(Records contained in a dataset)
==================================================

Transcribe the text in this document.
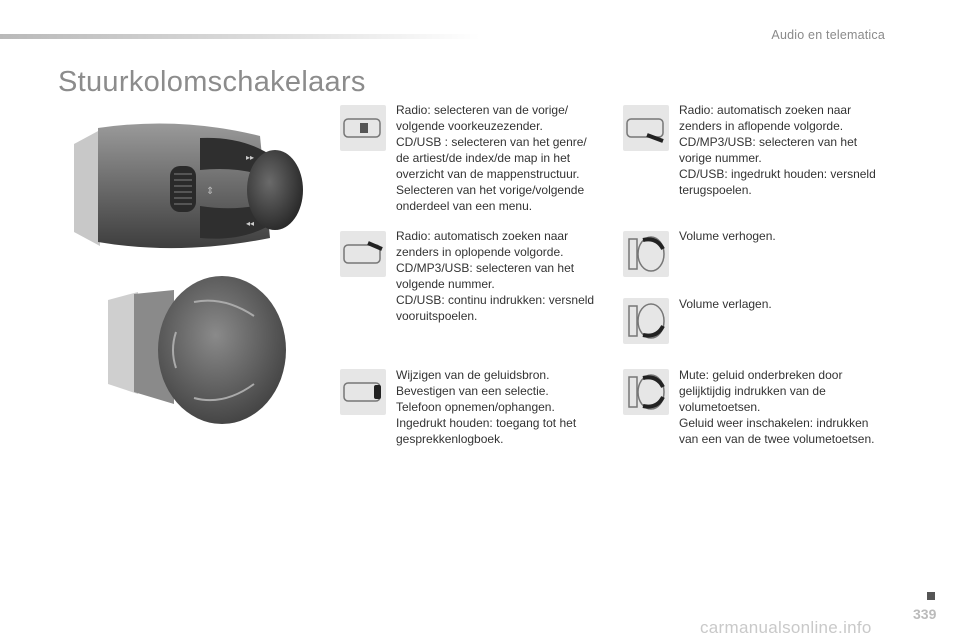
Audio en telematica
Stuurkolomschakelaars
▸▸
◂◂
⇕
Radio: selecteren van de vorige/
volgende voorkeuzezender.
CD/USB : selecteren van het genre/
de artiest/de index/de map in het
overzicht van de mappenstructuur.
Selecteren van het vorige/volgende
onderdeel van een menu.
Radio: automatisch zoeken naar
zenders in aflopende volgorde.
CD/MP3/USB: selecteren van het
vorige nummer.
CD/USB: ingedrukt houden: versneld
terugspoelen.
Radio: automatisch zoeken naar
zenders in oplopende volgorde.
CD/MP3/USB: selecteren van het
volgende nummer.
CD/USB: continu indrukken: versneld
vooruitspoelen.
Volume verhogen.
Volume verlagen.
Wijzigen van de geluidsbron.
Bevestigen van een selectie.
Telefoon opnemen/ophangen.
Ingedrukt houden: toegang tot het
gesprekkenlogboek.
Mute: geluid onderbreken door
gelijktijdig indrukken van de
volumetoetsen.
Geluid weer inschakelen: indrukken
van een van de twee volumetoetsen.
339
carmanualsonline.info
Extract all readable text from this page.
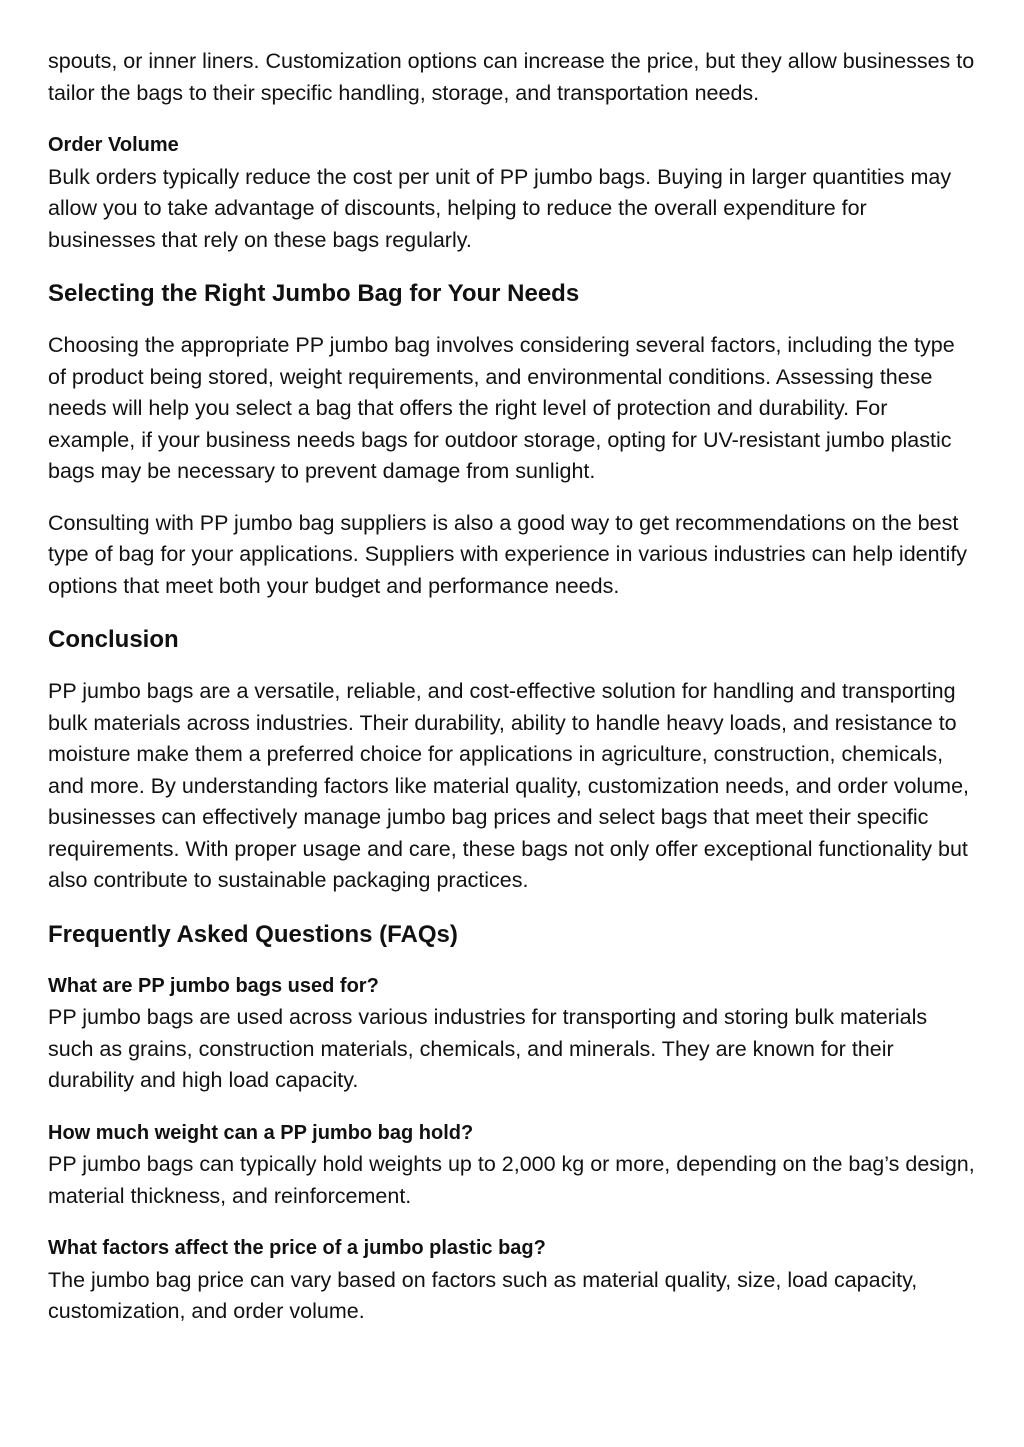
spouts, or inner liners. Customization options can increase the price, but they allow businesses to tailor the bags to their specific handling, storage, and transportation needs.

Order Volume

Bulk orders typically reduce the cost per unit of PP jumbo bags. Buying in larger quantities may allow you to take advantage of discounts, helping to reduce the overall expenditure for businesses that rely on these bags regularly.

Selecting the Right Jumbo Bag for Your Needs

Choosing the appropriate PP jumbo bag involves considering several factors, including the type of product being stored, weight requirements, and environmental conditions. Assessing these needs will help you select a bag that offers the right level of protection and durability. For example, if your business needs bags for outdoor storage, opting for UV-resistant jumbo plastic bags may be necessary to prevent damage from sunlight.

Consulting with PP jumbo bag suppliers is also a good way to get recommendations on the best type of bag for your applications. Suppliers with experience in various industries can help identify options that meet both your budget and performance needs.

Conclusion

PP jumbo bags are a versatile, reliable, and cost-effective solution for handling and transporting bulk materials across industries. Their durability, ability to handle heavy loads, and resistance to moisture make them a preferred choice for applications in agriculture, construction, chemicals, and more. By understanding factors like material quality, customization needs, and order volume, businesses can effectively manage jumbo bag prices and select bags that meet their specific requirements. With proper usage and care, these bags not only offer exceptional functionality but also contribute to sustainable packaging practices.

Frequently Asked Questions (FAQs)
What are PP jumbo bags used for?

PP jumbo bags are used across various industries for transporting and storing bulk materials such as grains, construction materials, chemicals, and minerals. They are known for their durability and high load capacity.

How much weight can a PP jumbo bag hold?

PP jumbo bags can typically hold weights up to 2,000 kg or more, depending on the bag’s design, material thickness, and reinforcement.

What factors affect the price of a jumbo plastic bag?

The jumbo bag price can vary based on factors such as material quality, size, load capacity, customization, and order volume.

==================================================

#### [PROBLEM TO SOLVE]
Do not copy the pictures, but repeat every line exactly.

#### [RESPONSE]
Transcribe the text in this document.
Audio en telematica
Stuurkolomschakelaars
▸▸
◂◂
⇕
Radio: selecteren van de vorige/
volgende voorkeuzezender.
CD/USB : selecteren van het genre/
de artiest/de index/de map in het
overzicht van de mappenstructuur.
Selecteren van het vorige/volgende
onderdeel van een menu.
Radio: automatisch zoeken naar
zenders in aflopende volgorde.
CD/MP3/USB: selecteren van het
vorige nummer.
CD/USB: ingedrukt houden: versneld
terugspoelen.
Radio: automatisch zoeken naar
zenders in oplopende volgorde.
CD/MP3/USB: selecteren van het
volgende nummer.
CD/USB: continu indrukken: versneld
vooruitspoelen.
Volume verhogen.
Volume verlagen.
Wijzigen van de geluidsbron.
Bevestigen van een selectie.
Telefoon opnemen/ophangen.
Ingedrukt houden: toegang tot het
gesprekkenlogboek.
Mute: geluid onderbreken door
gelijktijdig indrukken van de
volumetoetsen.
Geluid weer inschakelen: indrukken
van een van de twee volumetoetsen.
339
carmanualsonline.info
Extract all readable text from this page.
spouts, or inner liners. Customization options can increase the price, but they allow businesses to tailor the bags to their specific handling, storage, and transportation needs.

Order Volume

Bulk orders typically reduce the cost per unit of PP jumbo bags. Buying in larger quantities may allow you to take advantage of discounts, helping to reduce the overall expenditure for businesses that rely on these bags regularly.

Selecting the Right Jumbo Bag for Your Needs

Choosing the appropriate PP jumbo bag involves considering several factors, including the type of product being stored, weight requirements, and environmental conditions. Assessing these needs will help you select a bag that offers the right level of protection and durability. For example, if your business needs bags for outdoor storage, opting for UV-resistant jumbo plastic bags may be necessary to prevent damage from sunlight.

Consulting with PP jumbo bag suppliers is also a good way to get recommendations on the best type of bag for your applications. Suppliers with experience in various industries can help identify options that meet both your budget and performance needs.

Conclusion

PP jumbo bags are a versatile, reliable, and cost-effective solution for handling and transporting bulk materials across industries. Their durability, ability to handle heavy loads, and resistance to moisture make them a preferred choice for applications in agriculture, construction, chemicals, and more. By understanding factors like material quality, customization needs, and order volume, businesses can effectively manage jumbo bag prices and select bags that meet their specific requirements. With proper usage and care, these bags not only offer exceptional functionality but also contribute to sustainable packaging practices.

Frequently Asked Questions (FAQs)
What are PP jumbo bags used for?

PP jumbo bags are used across various industries for transporting and storing bulk materials such as grains, construction materials, chemicals, and minerals. They are known for their durability and high load capacity.

How much weight can a PP jumbo bag hold?

PP jumbo bags can typically hold weights up to 2,000 kg or more, depending on the bag’s design, material thickness, and reinforcement.

What factors affect the price of a jumbo plastic bag?

The jumbo bag price can vary based on factors such as material quality, size, load capacity, customization, and order volume.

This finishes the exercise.